→ **EXERCISE REQUIREMENTS**: Whenever a line contains the string "Point", copy it out of the entries.

→ **INPUT MATERIAL**:
+ + +

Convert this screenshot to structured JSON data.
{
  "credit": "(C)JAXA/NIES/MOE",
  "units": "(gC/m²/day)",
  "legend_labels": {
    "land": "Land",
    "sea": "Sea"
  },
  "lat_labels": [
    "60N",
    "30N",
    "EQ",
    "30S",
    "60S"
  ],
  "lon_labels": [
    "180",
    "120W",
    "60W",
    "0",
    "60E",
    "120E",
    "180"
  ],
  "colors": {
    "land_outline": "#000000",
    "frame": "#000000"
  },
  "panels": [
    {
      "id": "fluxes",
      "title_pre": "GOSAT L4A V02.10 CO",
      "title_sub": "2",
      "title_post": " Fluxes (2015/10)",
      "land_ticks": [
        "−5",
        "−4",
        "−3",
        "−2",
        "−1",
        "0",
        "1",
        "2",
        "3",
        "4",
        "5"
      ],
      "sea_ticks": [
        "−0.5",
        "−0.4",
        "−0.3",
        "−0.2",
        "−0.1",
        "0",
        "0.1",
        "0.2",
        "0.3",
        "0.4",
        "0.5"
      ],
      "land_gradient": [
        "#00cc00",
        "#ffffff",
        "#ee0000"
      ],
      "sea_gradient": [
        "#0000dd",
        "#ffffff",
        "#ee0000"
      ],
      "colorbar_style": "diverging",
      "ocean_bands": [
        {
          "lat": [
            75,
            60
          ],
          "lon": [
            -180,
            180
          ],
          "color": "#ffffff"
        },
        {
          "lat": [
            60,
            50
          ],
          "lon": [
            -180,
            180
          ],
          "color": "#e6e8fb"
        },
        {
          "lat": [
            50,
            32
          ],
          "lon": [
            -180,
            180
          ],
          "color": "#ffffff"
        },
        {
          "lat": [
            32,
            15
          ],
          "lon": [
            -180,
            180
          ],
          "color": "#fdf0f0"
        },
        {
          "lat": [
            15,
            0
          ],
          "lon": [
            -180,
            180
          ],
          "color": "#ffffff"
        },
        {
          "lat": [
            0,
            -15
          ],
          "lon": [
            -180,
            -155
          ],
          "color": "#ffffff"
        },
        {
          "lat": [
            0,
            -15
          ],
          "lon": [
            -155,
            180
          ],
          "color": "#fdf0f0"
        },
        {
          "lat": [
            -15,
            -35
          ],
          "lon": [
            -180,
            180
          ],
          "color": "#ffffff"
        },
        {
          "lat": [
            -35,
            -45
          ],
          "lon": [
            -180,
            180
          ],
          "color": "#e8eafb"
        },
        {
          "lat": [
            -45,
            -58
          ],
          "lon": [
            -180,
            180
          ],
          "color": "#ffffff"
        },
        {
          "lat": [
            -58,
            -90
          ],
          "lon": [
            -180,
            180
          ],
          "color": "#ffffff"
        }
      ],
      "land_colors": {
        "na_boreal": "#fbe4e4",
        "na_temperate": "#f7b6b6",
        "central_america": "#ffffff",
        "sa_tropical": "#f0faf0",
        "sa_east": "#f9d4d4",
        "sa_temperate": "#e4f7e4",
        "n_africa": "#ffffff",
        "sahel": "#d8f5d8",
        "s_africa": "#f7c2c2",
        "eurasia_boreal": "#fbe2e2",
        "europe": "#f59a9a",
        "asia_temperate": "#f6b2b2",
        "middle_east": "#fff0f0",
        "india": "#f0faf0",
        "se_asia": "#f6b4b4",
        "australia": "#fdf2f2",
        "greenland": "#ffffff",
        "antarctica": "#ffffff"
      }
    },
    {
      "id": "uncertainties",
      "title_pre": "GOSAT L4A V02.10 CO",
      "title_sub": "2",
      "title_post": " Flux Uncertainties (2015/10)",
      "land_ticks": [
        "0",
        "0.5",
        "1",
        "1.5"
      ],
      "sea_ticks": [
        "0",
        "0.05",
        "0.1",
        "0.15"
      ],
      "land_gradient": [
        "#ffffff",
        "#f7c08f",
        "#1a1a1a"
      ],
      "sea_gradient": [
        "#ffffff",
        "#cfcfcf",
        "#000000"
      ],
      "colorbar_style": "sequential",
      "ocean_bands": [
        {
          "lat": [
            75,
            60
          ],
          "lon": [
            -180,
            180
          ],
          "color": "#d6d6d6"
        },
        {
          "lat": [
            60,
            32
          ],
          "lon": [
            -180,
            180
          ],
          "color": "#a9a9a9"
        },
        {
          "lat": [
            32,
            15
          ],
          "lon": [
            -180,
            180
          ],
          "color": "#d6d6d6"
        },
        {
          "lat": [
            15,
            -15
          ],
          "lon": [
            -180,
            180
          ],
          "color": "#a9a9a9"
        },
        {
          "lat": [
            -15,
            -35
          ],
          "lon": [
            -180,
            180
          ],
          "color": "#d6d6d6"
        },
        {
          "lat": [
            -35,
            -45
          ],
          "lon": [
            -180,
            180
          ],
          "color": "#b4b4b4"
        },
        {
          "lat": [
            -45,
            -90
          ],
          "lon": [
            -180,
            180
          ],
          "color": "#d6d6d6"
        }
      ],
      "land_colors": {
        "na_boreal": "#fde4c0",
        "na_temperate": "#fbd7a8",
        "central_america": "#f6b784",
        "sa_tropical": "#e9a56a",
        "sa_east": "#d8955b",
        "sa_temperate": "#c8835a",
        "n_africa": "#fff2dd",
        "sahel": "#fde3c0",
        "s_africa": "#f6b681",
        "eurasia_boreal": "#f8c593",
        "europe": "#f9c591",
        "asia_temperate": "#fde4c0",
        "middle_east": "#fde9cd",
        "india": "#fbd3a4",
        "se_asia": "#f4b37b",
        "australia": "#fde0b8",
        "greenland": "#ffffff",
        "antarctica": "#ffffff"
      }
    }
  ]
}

+ + +

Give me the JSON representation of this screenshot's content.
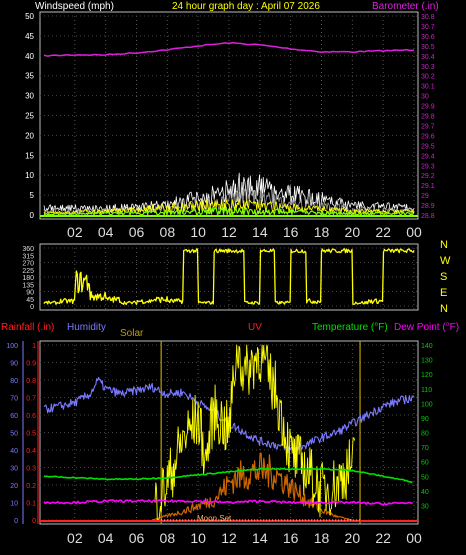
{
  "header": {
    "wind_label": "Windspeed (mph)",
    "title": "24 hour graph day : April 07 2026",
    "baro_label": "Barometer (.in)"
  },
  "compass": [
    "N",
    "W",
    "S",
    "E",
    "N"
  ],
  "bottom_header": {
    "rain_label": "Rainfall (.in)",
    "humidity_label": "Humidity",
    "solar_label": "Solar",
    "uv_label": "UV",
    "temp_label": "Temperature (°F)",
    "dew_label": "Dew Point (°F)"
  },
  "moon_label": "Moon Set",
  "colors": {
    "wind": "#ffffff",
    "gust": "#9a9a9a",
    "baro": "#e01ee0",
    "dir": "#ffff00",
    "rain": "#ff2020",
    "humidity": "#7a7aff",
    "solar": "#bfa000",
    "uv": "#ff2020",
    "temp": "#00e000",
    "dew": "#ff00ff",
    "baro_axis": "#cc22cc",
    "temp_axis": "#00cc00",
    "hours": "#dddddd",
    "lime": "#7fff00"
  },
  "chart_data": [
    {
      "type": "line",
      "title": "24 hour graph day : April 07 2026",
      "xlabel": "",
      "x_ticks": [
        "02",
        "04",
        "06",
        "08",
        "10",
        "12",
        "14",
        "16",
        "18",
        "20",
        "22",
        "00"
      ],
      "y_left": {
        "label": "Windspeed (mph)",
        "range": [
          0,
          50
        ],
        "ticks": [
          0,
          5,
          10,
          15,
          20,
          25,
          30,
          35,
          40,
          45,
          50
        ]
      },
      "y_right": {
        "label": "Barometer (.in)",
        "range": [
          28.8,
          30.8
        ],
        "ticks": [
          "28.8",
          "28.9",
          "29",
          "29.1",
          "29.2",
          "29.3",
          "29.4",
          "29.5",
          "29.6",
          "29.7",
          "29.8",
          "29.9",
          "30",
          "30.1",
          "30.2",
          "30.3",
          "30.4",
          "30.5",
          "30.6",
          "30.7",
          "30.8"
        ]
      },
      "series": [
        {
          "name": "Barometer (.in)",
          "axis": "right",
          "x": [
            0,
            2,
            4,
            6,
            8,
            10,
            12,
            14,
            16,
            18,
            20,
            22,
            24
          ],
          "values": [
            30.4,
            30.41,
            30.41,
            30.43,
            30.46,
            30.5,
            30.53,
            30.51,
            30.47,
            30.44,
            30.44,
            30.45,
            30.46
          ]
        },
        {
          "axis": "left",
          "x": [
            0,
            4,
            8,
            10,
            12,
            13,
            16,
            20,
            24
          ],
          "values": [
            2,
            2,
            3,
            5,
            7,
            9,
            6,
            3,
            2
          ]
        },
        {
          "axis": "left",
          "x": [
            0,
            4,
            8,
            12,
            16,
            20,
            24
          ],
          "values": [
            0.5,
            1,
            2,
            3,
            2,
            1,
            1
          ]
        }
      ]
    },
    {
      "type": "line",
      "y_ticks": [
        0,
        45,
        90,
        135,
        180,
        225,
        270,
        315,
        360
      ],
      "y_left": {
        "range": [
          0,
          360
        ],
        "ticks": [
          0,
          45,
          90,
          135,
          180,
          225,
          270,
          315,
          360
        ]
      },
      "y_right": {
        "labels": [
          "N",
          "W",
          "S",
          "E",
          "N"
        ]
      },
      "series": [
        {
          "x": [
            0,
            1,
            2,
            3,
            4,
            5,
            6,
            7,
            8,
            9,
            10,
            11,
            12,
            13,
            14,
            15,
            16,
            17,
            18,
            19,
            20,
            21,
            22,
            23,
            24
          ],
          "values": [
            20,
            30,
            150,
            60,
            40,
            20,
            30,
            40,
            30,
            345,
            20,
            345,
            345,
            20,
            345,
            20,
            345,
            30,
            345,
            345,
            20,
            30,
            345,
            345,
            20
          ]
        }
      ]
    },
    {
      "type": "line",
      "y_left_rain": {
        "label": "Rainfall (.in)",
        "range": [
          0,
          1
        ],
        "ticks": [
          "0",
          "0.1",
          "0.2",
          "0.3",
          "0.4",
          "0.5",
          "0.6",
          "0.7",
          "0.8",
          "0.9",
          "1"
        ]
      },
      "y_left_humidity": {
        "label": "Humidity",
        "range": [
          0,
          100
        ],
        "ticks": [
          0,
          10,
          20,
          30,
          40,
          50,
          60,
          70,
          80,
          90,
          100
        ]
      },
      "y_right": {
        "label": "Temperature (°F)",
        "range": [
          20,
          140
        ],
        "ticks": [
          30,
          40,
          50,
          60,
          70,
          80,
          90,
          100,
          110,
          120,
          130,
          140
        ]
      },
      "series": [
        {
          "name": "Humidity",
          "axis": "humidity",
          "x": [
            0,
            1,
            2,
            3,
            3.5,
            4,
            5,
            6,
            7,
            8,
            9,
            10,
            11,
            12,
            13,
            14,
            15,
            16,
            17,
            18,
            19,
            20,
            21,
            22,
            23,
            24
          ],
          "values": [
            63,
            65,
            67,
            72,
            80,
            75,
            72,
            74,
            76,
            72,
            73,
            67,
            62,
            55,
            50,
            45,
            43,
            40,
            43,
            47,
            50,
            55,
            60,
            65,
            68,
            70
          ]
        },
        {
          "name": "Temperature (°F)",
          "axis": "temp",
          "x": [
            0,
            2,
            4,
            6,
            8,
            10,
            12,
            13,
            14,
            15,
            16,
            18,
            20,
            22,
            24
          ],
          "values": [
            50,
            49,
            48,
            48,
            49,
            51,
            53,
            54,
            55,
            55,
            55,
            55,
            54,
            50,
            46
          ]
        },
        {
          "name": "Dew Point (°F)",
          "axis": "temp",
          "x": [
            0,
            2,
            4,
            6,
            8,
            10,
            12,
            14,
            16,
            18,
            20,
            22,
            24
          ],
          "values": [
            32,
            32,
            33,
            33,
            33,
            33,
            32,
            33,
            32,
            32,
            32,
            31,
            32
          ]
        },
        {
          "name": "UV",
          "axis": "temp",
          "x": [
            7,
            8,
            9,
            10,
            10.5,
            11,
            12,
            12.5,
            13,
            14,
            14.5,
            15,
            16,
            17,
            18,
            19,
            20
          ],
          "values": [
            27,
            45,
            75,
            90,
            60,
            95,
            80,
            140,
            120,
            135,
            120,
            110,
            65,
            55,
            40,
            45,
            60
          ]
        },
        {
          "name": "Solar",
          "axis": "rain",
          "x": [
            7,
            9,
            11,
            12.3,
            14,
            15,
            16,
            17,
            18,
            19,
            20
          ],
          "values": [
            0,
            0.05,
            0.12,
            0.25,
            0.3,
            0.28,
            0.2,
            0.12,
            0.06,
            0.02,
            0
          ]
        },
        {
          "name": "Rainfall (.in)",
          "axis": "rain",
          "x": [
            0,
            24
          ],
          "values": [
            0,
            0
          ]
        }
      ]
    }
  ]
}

+ + +

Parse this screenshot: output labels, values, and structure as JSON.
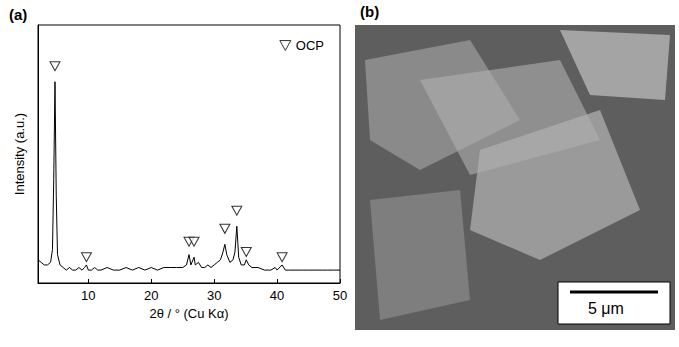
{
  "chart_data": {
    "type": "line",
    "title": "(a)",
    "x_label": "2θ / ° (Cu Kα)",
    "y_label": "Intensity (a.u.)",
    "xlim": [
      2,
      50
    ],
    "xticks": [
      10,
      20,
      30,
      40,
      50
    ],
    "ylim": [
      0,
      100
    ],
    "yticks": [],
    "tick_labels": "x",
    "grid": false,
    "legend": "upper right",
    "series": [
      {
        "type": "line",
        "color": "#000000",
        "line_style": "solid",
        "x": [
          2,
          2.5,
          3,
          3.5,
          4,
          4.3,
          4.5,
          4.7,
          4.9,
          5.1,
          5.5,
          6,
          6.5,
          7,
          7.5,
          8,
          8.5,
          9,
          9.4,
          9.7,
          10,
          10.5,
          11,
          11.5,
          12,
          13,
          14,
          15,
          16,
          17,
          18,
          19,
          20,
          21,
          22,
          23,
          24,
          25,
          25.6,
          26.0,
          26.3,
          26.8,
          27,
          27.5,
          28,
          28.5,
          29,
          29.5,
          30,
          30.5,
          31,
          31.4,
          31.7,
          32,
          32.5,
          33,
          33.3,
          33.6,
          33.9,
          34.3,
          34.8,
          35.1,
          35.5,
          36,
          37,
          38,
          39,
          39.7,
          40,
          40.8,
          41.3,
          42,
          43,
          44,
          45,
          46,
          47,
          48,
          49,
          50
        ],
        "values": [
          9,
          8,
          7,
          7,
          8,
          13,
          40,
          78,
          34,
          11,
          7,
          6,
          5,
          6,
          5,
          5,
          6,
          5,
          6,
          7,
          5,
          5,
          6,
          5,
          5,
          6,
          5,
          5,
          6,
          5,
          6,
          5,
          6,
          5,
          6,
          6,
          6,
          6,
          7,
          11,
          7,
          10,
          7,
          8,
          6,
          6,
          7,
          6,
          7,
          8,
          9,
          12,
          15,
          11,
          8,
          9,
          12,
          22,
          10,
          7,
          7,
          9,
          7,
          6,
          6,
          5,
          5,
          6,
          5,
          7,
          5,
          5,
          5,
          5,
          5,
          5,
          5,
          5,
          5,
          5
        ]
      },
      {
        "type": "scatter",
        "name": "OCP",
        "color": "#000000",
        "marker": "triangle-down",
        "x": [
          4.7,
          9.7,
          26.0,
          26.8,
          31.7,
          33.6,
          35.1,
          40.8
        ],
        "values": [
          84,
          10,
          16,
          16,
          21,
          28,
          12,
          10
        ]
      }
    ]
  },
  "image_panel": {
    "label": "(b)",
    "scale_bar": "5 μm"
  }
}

+ + +

→ **TASK RESULT**:
    "dew_label": "Dew Point (°F)"
          "name": "Dew Point (°F)",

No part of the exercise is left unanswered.